[Opening Study text section]

Seton Hall University School of Law Professors Presented with Fulbright Awards and Fellowships For Studies in U.S., Germany and Spain
 

NEWARK, N.J. – Several faculty members at Seton Hall University School of Law recently were presented with fellowships to conduct research and teach at host institutions in the United States, Germany and Spain this summer and during the 2007-08 academic year. Those recipients are:

Bernard Freamon Receives Fellowship for Modern Day Slavery Research

Bernard Freamon, Professor of Law at Seton Hall School of Law, has been awarded a Slavery, Abolition, and Resistance Postdoctoral Fellowship from the Gilder Lehrman Center at Yale University for the fall 2007 semester.
 

The Gilder Lehman Center for the Study of Slavery, Resistance, and Abolition is part of the Whitney and Betty MacMillan Center for International and Area Studies at Yale University. The center is dedicated to promoting a greater understanding of slavery and its role in the development of today’s world, as it also connects scholars to the community through a variety of educational programs and professional development workshops.
 

Freamon teaches courses in professional responsibility, comparative law, and Islamic jurisprudence at Seton Hall Law. He also is the founding director of the summer study program in Cairo, Egypt and a new winter intersession program in Zanzibar on “Modern Day Slavery and Human Trafficking.” In addition, he is the author of a book soon to be published on slavery in Islamic legal history.
 

He also has extensive international experience that includes two years on the law faculty of the University of Nairobi in Nairobi, Kenya and a sabbatical semester as a special student at Al Azhar University in Cairo, Egypt, the premier educational institution in the Sunni Islamic world.

Freamon received his B.A. from Wesleyan University, his J.D. from Rutgers University School of Law, and his LL.M. and J.S.D. from Columbia University.


Tracy Kaye Awarded Max Planck Grant for Comparative Tax Law Study

Tracy Kaye, Professor of Law at Seton Hall School of Law, has been awarded a Max Planck Grant to conduct comparative tax law research this summer at the Max Planck Institute for Intellectual Property, Competition and Tax Law in Munich, Germany. While there, she will be working on a comparative tax study of the United States’ and European Union’s approaches to economic development incentives.

[Closing Study text section]

◆ **Action item**
From the text on Seton Hall law faculty fellowships, render this sentence in Spanish: "Freamon received his B.A. from Wesleyan University, his J.D. from Rutgers University School of Law, and his LL.M. and J.S.D. from Columbia University."

[Opening Material shown section]

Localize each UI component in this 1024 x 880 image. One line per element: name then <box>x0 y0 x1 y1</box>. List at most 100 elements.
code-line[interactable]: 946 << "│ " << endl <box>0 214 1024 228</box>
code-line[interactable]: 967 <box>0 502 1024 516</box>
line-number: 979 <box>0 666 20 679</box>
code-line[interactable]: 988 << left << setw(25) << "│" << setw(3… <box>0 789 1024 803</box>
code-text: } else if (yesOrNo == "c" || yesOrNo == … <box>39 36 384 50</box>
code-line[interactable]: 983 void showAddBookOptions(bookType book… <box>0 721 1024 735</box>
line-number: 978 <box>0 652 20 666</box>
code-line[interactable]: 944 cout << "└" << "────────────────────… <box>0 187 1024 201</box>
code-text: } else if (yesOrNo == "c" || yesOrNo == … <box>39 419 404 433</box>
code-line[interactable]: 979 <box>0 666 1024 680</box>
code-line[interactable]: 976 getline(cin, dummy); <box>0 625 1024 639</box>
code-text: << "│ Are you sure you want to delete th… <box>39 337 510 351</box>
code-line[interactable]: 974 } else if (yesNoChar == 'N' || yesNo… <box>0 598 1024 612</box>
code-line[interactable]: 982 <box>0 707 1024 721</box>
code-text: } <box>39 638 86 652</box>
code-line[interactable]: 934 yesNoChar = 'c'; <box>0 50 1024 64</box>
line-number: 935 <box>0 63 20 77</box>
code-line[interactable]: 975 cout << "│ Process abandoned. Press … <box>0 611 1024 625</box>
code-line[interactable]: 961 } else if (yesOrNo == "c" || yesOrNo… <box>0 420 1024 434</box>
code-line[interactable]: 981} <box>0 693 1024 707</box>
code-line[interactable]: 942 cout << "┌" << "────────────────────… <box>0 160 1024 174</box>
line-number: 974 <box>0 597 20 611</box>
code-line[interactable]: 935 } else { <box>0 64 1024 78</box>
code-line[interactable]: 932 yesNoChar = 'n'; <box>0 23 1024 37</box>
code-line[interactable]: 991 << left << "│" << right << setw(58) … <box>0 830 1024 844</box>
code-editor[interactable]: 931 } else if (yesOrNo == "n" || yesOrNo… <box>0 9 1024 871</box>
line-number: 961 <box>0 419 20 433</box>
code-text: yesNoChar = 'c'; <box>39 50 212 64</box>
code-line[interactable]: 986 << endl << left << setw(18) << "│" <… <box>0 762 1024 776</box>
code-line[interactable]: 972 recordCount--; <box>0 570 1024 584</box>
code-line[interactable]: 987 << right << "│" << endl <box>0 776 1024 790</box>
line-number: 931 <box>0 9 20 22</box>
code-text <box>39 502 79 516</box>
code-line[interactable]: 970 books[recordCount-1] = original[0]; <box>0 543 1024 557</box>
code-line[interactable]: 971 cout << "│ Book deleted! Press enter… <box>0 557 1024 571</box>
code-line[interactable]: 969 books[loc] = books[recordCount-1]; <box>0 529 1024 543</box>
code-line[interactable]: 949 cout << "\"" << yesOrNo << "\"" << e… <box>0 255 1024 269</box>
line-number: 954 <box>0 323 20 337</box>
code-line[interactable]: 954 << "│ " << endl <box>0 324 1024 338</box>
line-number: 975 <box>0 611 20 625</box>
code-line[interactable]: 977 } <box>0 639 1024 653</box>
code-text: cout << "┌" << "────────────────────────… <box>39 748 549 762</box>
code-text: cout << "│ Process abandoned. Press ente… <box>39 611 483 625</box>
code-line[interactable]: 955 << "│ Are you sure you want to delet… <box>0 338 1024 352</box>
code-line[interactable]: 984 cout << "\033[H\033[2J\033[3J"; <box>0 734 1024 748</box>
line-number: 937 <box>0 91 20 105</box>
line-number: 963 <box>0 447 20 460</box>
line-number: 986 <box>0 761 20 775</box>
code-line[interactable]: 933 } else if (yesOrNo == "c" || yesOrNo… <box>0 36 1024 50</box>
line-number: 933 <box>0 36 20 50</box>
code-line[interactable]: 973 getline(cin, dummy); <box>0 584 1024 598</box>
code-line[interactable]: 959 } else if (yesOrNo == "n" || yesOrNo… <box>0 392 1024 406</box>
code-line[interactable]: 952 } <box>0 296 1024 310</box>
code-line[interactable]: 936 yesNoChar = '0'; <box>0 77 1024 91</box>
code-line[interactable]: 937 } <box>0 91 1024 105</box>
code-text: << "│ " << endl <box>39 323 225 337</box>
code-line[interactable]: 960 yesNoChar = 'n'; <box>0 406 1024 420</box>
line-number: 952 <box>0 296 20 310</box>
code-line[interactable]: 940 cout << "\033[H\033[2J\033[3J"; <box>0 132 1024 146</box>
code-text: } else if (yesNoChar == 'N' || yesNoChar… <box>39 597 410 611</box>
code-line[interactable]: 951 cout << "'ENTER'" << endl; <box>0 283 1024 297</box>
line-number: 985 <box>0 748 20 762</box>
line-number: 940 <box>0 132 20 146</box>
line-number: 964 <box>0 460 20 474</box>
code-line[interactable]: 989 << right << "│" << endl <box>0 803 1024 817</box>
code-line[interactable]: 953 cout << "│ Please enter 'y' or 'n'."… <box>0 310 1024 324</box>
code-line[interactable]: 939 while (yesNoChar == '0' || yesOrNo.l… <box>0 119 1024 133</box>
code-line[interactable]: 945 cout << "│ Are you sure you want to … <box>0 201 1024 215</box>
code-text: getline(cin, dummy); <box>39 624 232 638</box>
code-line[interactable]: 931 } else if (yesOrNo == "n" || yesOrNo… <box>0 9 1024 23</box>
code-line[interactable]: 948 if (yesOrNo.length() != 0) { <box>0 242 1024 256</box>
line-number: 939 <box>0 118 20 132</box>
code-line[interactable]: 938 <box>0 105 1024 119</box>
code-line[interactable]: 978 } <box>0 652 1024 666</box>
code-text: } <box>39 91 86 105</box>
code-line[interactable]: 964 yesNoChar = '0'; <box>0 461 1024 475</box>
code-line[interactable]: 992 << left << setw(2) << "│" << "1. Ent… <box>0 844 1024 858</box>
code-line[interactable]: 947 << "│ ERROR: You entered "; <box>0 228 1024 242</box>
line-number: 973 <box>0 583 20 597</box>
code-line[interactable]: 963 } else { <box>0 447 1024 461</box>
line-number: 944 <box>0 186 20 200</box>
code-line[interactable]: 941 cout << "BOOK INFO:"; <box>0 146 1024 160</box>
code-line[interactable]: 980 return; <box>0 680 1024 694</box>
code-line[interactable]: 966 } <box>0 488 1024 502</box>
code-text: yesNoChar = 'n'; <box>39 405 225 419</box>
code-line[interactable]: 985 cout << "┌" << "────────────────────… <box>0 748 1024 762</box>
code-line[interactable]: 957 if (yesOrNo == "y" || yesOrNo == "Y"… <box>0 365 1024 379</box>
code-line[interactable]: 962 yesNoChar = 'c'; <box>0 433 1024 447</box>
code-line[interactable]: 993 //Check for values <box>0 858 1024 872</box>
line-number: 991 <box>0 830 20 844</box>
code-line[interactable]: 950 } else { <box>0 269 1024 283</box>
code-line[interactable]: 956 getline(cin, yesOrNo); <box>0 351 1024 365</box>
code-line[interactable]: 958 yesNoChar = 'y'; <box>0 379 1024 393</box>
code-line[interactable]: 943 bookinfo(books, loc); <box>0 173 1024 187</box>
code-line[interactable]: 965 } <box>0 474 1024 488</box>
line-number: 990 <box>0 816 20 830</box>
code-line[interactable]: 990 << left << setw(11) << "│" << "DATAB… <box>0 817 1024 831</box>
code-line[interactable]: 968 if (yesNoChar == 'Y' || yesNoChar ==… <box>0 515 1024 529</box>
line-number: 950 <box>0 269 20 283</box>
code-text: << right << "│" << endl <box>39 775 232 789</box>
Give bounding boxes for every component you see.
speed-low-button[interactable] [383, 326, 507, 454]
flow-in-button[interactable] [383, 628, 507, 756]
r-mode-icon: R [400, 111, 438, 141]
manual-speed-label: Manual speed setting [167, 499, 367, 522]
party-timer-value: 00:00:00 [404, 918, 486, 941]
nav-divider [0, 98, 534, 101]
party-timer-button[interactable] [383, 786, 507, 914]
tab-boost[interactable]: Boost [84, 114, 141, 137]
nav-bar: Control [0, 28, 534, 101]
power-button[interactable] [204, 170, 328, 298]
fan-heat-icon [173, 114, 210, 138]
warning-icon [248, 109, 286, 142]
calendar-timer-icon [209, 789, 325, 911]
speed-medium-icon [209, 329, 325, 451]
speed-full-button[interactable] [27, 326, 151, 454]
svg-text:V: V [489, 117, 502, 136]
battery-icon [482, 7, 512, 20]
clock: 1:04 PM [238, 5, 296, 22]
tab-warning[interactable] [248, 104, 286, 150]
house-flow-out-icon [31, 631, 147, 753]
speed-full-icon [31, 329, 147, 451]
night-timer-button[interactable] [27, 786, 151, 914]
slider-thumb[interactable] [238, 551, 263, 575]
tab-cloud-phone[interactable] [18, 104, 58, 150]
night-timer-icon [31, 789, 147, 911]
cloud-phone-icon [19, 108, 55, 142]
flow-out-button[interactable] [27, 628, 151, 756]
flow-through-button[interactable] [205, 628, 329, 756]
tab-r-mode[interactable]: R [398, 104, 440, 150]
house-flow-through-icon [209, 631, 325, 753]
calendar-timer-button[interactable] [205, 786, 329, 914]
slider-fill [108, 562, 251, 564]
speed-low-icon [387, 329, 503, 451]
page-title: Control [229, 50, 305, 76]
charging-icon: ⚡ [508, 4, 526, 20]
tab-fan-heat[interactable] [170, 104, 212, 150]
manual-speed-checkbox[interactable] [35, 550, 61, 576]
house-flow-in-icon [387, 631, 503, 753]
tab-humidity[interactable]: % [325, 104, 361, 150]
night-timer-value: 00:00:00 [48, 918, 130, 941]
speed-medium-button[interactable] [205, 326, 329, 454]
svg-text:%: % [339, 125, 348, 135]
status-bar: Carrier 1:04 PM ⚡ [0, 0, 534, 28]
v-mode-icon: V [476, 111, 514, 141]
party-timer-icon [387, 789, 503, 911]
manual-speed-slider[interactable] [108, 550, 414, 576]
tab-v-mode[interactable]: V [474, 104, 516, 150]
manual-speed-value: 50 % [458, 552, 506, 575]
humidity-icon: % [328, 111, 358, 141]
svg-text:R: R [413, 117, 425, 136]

[Closing Material shown section]

◆ **Solution to this task**
Freamon obtuvo su B.A. en la Universidad Wesleyan, su J.D. en la Facultad de Derecho de la Universidad Rutgers y su LL.M. y su J.S.D. en la Universidad de Columbia.